- _PARTS OF THE EXERCISE_
(a) Answer these questions using the forum thread on reading files below:
(i) Which class does MJ suggest having a look at?
(ii) What size of buffer does the thread suggest creating and using repeatedly to read a file's contents?
(iii) What does the thread advise never doing when reading a file?
(b) Duplicate the forum thread on reading files below from "Read the entire file in one" to "are interested in.".
══ EXERCISE PASSAGE ══
I thought there was a function to go to a specific line, but I don't remember. Anyone know this function, or does it not exist? I'm using this in a win32 app, so if there is a more "Windows" way of handling file input/output that can do the same stuff, could you point me in the right direction?
 
I would have a look at CStdioFile. The ReadString function. I haven't used it myself but I ususally use CFile and read char by char until the end-of-line marker.

Hope this is helpful

MJ
 
>> and read char by char

Ok, that will work… I guess… but is extremely inefficient. My advice is to NEVER read a file one byte at a time. It’s a simple enough thing to write a buffered approach and a single byte approach and time them. Actually even different size buffers effect the speed dramatically.


-pete
 
Palbano, can you clearify exactly what you mean? Do you mean use the getline function repeatedly or what?
 
I'd prolly do it like this:

Read the entire file in one go into a string (for example CString if applicable) and then extract the lines/whatever from the string.



Nerdy signatures are as lame as the inconsistent stardates of STTNG.
 
PerFnurt
Ok, reading into a single buffer can work if you want to allocate massive amounts of memory for reading files, or if you 100% sure the files are small. While that approach is faster than reading single bytes, it is still not as fast as matching the IO buffer size within your application. As i stated above you can perform very simple tests to prove this to yourself.

timmay3141
No I’m not talking about readline. You create like a 4k buffer and use it repeatedly to read the contents of the file. Then for each buffer read you scan the contents of the memory buffer to locate the data you are interested in.

Depending on your requirements there are many minor variations of doing this. For instance if you have random length records in the file, you might use a 8k buffer as two different 4k buffers. This way you will always have the previous one in memory. They can be used to generate a complete record when the reads split a record across the two buffers.

Another variation is as PurFnurt suggests, read the entire file into a single buffer but do it 4k at a time for speed. Say your file is 2 meg, you allocate a 2 meg byte buffer and call read the first time pointing to the starting point of the buffer and read only 4k, Then you move the pointer forward in the buffer and read the next 4k into that location, continue until the entire 2 meg is read into the buffer.




-pete
 
I see what you're saying, palbano, but why 4k? Is there some special reason that reading 4k would be faster than reading all 2MB?
═══
══ EXTRACTED RECORDS ══
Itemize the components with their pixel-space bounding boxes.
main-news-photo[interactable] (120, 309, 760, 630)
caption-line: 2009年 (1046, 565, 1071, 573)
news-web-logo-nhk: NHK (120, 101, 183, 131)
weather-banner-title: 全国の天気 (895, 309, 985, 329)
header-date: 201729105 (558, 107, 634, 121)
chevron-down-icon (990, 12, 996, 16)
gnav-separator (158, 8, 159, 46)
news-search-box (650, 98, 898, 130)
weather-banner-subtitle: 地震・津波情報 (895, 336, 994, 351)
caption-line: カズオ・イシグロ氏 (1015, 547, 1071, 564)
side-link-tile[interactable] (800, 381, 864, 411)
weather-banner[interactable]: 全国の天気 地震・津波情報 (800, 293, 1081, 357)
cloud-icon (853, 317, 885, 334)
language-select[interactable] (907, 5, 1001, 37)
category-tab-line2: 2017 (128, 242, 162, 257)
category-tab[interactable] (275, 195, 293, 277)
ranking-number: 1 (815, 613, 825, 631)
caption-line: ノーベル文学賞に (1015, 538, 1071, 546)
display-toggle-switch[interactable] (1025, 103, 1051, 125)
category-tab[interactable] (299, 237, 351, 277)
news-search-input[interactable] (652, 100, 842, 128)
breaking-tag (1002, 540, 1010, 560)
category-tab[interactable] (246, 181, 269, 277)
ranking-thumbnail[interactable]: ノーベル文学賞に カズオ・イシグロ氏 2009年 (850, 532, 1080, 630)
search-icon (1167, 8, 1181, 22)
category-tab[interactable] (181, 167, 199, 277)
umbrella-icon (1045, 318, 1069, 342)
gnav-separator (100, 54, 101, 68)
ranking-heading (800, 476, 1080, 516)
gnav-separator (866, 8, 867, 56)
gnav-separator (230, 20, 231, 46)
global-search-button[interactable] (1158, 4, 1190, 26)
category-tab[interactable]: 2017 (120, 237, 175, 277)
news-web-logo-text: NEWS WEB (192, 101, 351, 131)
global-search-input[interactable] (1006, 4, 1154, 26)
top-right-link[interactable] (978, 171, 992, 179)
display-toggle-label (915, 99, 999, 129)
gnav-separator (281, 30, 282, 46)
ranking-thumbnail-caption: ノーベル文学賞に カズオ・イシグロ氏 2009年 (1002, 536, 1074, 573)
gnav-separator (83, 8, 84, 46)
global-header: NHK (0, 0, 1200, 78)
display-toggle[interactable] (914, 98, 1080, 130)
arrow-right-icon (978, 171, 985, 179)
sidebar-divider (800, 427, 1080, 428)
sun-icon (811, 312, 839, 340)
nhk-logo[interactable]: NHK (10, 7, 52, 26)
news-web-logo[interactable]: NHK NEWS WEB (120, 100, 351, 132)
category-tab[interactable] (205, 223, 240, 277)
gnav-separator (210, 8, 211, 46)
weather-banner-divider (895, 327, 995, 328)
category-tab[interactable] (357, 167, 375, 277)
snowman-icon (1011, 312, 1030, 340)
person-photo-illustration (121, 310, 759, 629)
═══
- _ANSWERS FOR EACH ITEM_
(a)
(i) CStdioFile
(ii) A 4k buffer
(iii) Reading a file one byte at a time

(b)
Read the entire file in one go into a string (for example CString if applicable) and then extract the lines/whatever from the string.



Nerdy signatures are as lame as the inconsistent stardates of STTNG.
 
PerFnurt
Ok, reading into a single buffer can work if you want to allocate massive amounts of memory for reading files, or if you 100% sure the files are small. While that approach is faster than reading single bytes, it is still not as fast as matching the IO buffer size within your application. As i stated above you can perform very simple tests to prove this to yourself.

timmay3141
No I’m not talking about readline. You create like a 4k buffer and use it repeatedly to read the contents of the file. Then for each buffer read you scan the contents of the memory buffer to locate the data you are interested in.